- _TASK TO CARRY OUT_:
Repeat every record below exactly, omitting any pictures.

[begin PROVIDED MATERIAL]

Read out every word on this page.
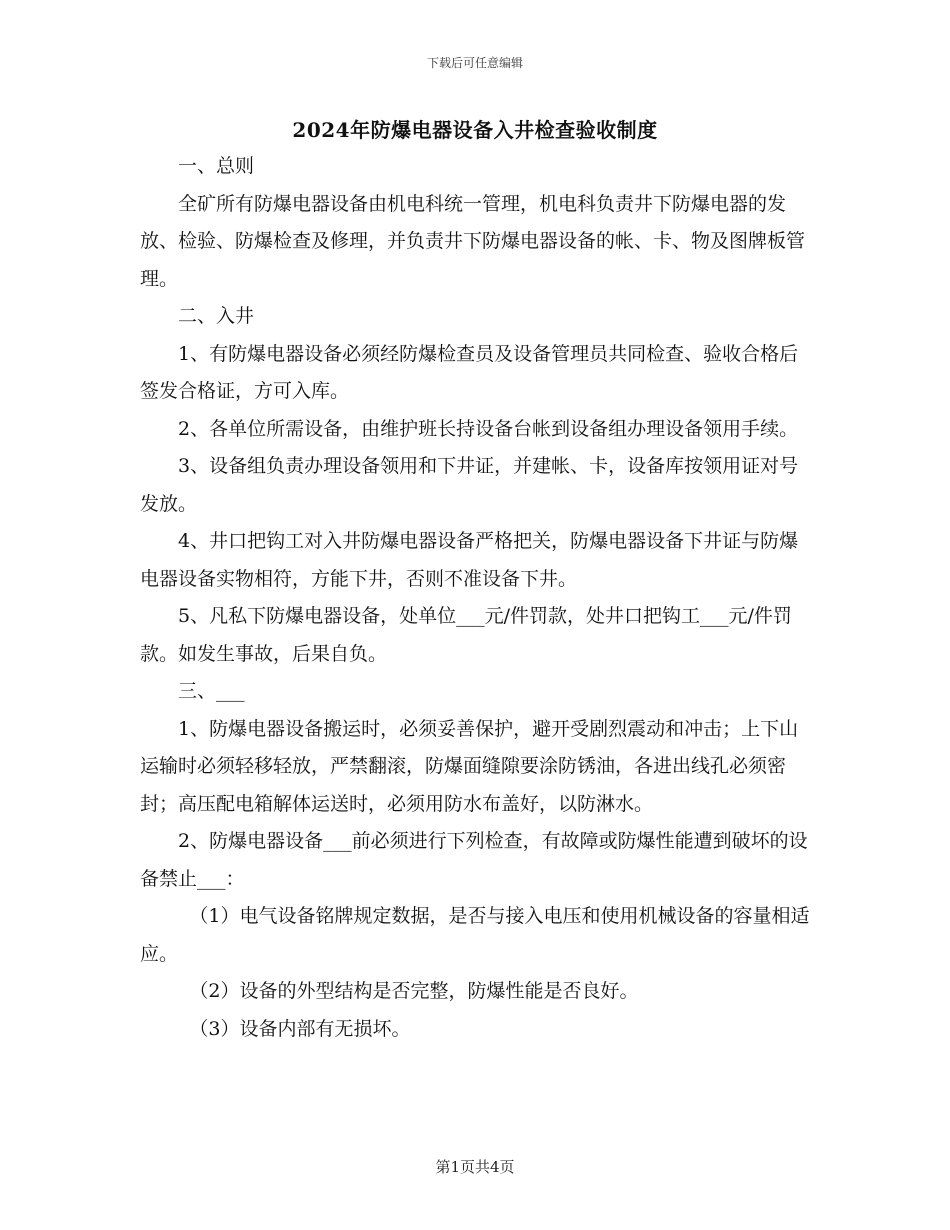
下载后可任意编辑
2024年防爆电器设备入井检查验收制度

一、总则

全矿所有防爆电器设备由机电科统一管理，机电科负责井下防爆电器的发放、检验、防爆检查及修理，并负责井下防爆电器设备的帐、卡、物及图牌板管理。

二、入井

1、有防爆电器设备必须经防爆检查员及设备管理员共同检查、验收合格后签发合格证，方可入库。

2、各单位所需设备，由维护班长持设备台帐到设备组办理设备领用手续。

3、设备组负责办理设备领用和下井证，并建帐、卡，设备库按领用证对号发放。

4、井口把钩工对入井防爆电器设备严格把关，防爆电器设备下井证与防爆电器设备实物相符，方能下井，否则不准设备下井。

5、凡私下防爆电器设备，处单位___元/件罚款，处井口把钩工___元/件罚款。如发生事故，后果自负。

三、___

1、防爆电器设备搬运时，必须妥善保护，避开受剧烈震动和冲击；上下山运输时必须轻移轻放，严禁翻滚，防爆面缝隙要涂防锈油，各进出线孔必须密封；高压配电箱解体运送时，必须用防水布盖好，以防淋水。

2、防爆电器设备___前必须进行下列检查，有故障或防爆性能遭到破坏的设备禁止___：

（1）电气设备铭牌规定数据，是否与接入电压和使用机械设备的容量相适应。

（2）设备的外型结构是否完整，防爆性能是否良好。

（3）设备内部有无损坏。

第1页共4页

[end PROVIDED MATERIAL]

- _OUTPUT OF THE EXERCISE_:
Read out every word on this page.
下载后可任意编辑
2024年防爆电器设备入井检查验收制度

一、总则

全矿所有防爆电器设备由机电科统一管理，机电科负责井下防爆电器的发放、检验、防爆检查及修理，并负责井下防爆电器设备的帐、卡、物及图牌板管理。

二、入井

1、有防爆电器设备必须经防爆检查员及设备管理员共同检查、验收合格后签发合格证，方可入库。

2、各单位所需设备，由维护班长持设备台帐到设备组办理设备领用手续。

3、设备组负责办理设备领用和下井证，并建帐、卡，设备库按领用证对号发放。

4、井口把钩工对入井防爆电器设备严格把关，防爆电器设备下井证与防爆电器设备实物相符，方能下井，否则不准设备下井。

5、凡私下防爆电器设备，处单位___元/件罚款，处井口把钩工___元/件罚款。如发生事故，后果自负。

三、___

1、防爆电器设备搬运时，必须妥善保护，避开受剧烈震动和冲击；上下山运输时必须轻移轻放，严禁翻滚，防爆面缝隙要涂防锈油，各进出线孔必须密封；高压配电箱解体运送时，必须用防水布盖好，以防淋水。

2、防爆电器设备___前必须进行下列检查，有故障或防爆性能遭到破坏的设备禁止___：

（1）电气设备铭牌规定数据，是否与接入电压和使用机械设备的容量相适应。

（2）设备的外型结构是否完整，防爆性能是否良好。

（3）设备内部有无损坏。

第1页共4页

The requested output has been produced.